— START PROVIDED DATA —

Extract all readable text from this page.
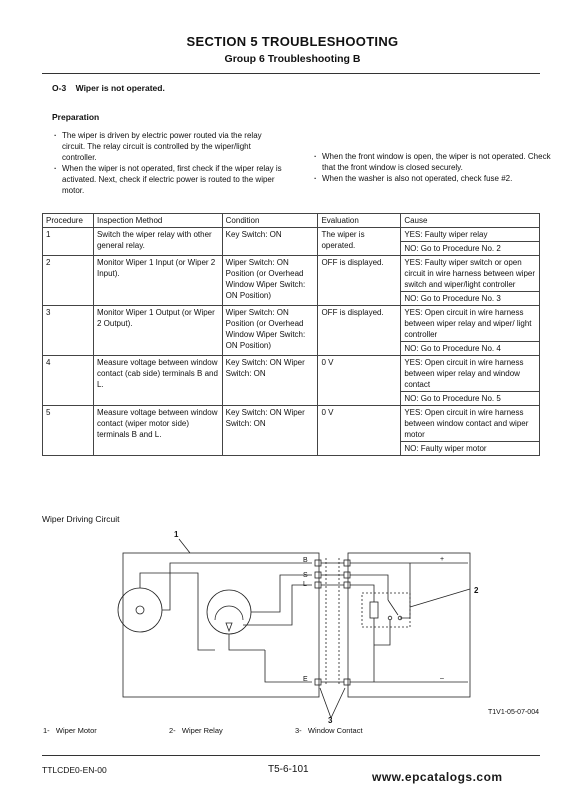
SECTION 5 TROUBLESHOOTING
Group 6 Troubleshooting B
O-3    Wiper is not operated.
Preparation
· The wiper is driven by electric power routed via the relay circuit. The relay circuit is controlled by the wiper/light controller.
· When the wiper is not operated, first check if the wiper relay is activated. Next, check if electric power is routed to the wiper motor.
· When the front window is open, the wiper is not operated. Check that the front window is closed securely.
· When the washer is also not operated, check fuse #2.
Procedure	Inspection Method	Condition	Evaluation	Cause
1	Switch the wiper relay with other general relay.	Key Switch: ON	The wiper is operated.	YES: Faulty wiper relay
				NO: Go to Procedure No. 2
2	Monitor Wiper 1 Input (or Wiper 2 Input).	Wiper Switch: ON Position (or Overhead Window Wiper Switch: ON Position)	OFF is displayed.	YES: Faulty wiper switch or open circuit in wire harness between wiper switch and wiper/light controller
				NO: Go to Procedure No. 3
3	Monitor Wiper 1 Output (or Wiper 2 Output).	Wiper Switch: ON Position (or Overhead Window Wiper Switch: ON Position)	OFF is displayed.	YES: Open circuit in wire harness between wiper relay and wiper/ light controller
				NO: Go to Procedure No. 4
4	Measure voltage between window contact (cab side) terminals B and L.	Key Switch: ON Wiper Switch: ON	0 V	YES: Open circuit in wire harness between wiper relay and window contact
				NO: Go to Procedure No. 5
5	Measure voltage between window contact (wiper motor side) terminals B and L.	Key Switch: ON Wiper Switch: ON	0 V	YES: Open circuit in wire harness between window contact and wiper motor
				NO: Faulty wiper motor
Wiper Driving Circuit
B
S
L
E
+
–
1
2
3
T1V1-05-07-004
1-   Wiper Motor	2-   Wiper Relay	3-   Window Contact
TTLCDE0-EN-00	T5-6-101
www.epcatalogs.com
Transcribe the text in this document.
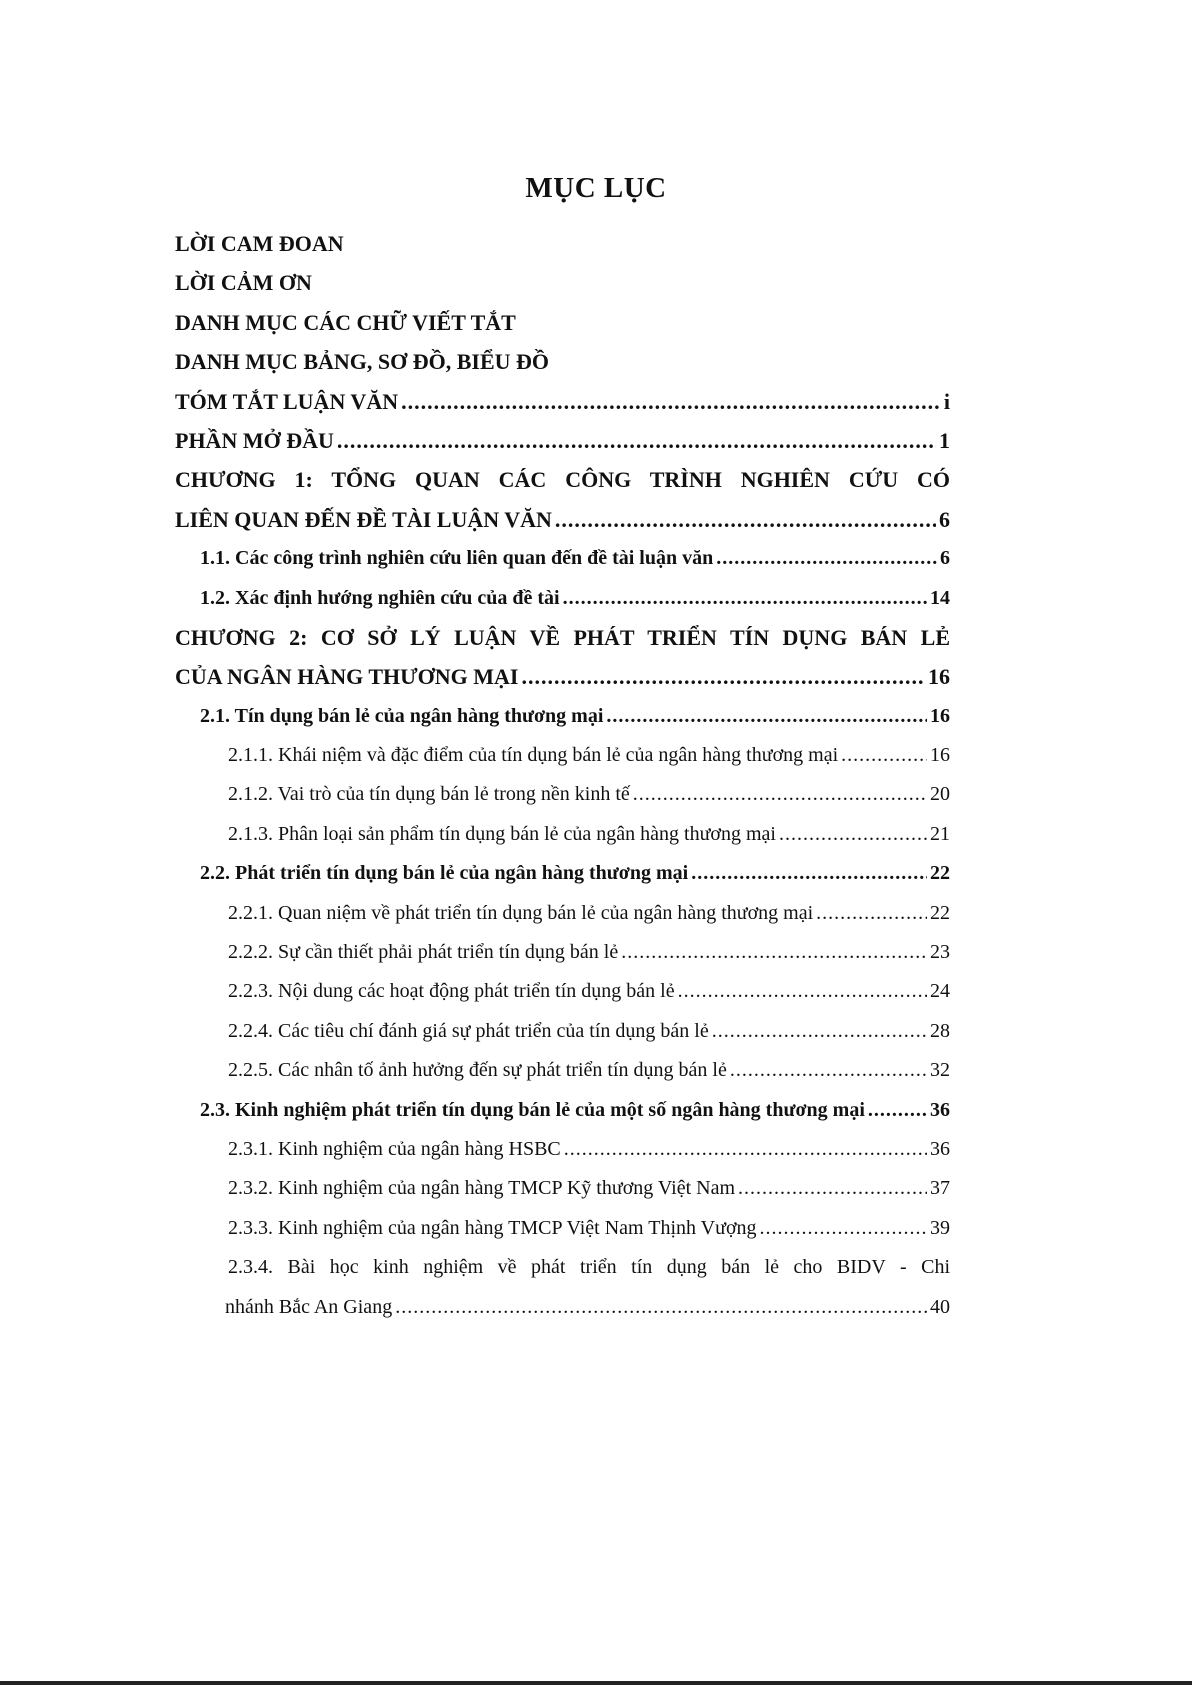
MỤC LỤC
LỜI CAM ĐOAN
LỜI CẢM ƠN
DANH MỤC CÁC CHỮ VIẾT TẮT
DANH MỤC BẢNG, SƠ ĐỒ, BIỂU ĐỒ
TÓM TẮT LUẬN VĂN .....	i
PHẦN MỞ ĐẦU .....	1
CHƯƠNG 1: TỔNG QUAN CÁC CÔNG TRÌNH NGHIÊN CỨU CÓ
LIÊN QUAN ĐẾN ĐỀ TÀI LUẬN VĂN .....	6
1.1. Các công trình nghiên cứu liên quan đến đề tài luận văn .....	6
1.2. Xác định hướng nghiên cứu của đề tài .....	14
CHƯƠNG 2: CƠ SỞ LÝ LUẬN VỀ PHÁT TRIỂN TÍN DỤNG BÁN LẺ
CỦA NGÂN HÀNG THƯƠNG MẠI .....	16
2.1. Tín dụng bán lẻ của ngân hàng thương mại .....	16
2.1.1. Khái niệm và đặc điểm của tín dụng bán lẻ của ngân hàng thương mại .....	16
2.1.2. Vai trò của tín dụng bán lẻ trong nền kinh tế .....	20
2.1.3. Phân loại sản phẩm tín dụng bán lẻ của ngân hàng thương mại .....	21
2.2. Phát triển tín dụng bán lẻ của ngân hàng thương mại .....	22
2.2.1. Quan niệm về phát triển tín dụng bán lẻ của ngân hàng thương mại .....	22
2.2.2. Sự cần thiết phải phát triển tín dụng bán lẻ .....	23
2.2.3. Nội dung các hoạt động phát triển tín dụng bán lẻ .....	24
2.2.4. Các tiêu chí đánh giá sự phát triển của tín dụng bán lẻ .....	28
2.2.5. Các nhân tố ảnh hưởng đến sự phát triển tín dụng bán lẻ .....	32
2.3. Kinh nghiệm phát triển tín dụng bán lẻ của một số ngân hàng thương mại .....	36
2.3.1. Kinh nghiệm của ngân hàng HSBC .....	36
2.3.2. Kinh nghiệm của ngân hàng TMCP Kỹ thương Việt Nam .....	37
2.3.3. Kinh nghiệm của ngân hàng TMCP Việt Nam Thịnh Vượng .....	39
2.3.4. Bài học kinh nghiệm về phát triển tín dụng bán lẻ cho BIDV - Chi
nhánh Bắc An Giang .....	40
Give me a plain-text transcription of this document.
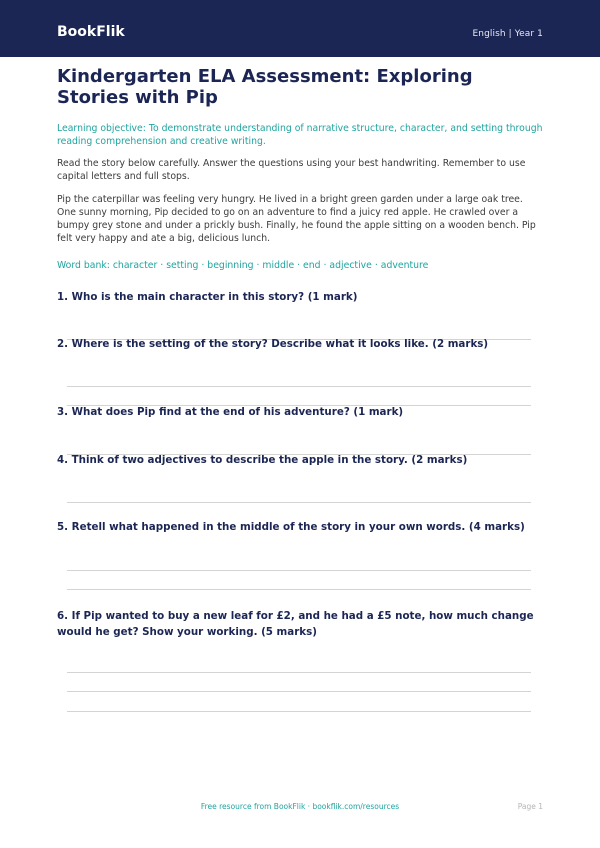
BookFlik	English | Year 1
Kindergarten ELA Assessment: Exploring Stories with Pip

Learning objective: To demonstrate understanding of narrative structure, character, and setting through reading comprehension and creative writing.

Read the story below carefully. Answer the questions using your best handwriting. Remember to use capital letters and full stops.

Pip the caterpillar was feeling very hungry. He lived in a bright green garden under a large oak tree. One sunny morning, Pip decided to go on an adventure to find a juicy red apple. He crawled over a bumpy grey stone and under a prickly bush. Finally, he found the apple sitting on a wooden bench. Pip felt very happy and ate a big, delicious lunch.

Word bank: character · setting · beginning · middle · end · adjective · adventure

1. Who is the main character in this story? (1 mark)
2. Where is the setting of the story? Describe what it looks like. (2 marks)
3. What does Pip find at the end of his adventure? (1 mark)
4. Think of two adjectives to describe the apple in the story. (2 marks)
5. Retell what happened in the middle of the story in your own words. (4 marks)
6. If Pip wanted to buy a new leaf for £2, and he had a £5 note, how much change would he get? Show your working. (5 marks)
Free resource from BookFlik · bookflik.com/resources	Page 1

— END PROVIDED DATA —

_EXERCISE DIRECTIONS_
Look through the entries above for the word "story". Copy every line where it shows up.

_RESULT OF THE EXERCISE_
Read the story below carefully. Answer the questions using your best handwriting. Remember to use capital letters and full stops.
1. Who is the main character in this story? (1 mark)
2. Where is the setting of the story? Describe what it looks like. (2 marks)
4. Think of two adjectives to describe the apple in the story. (2 marks)
5. Retell what happened in the middle of the story in your own words. (4 marks)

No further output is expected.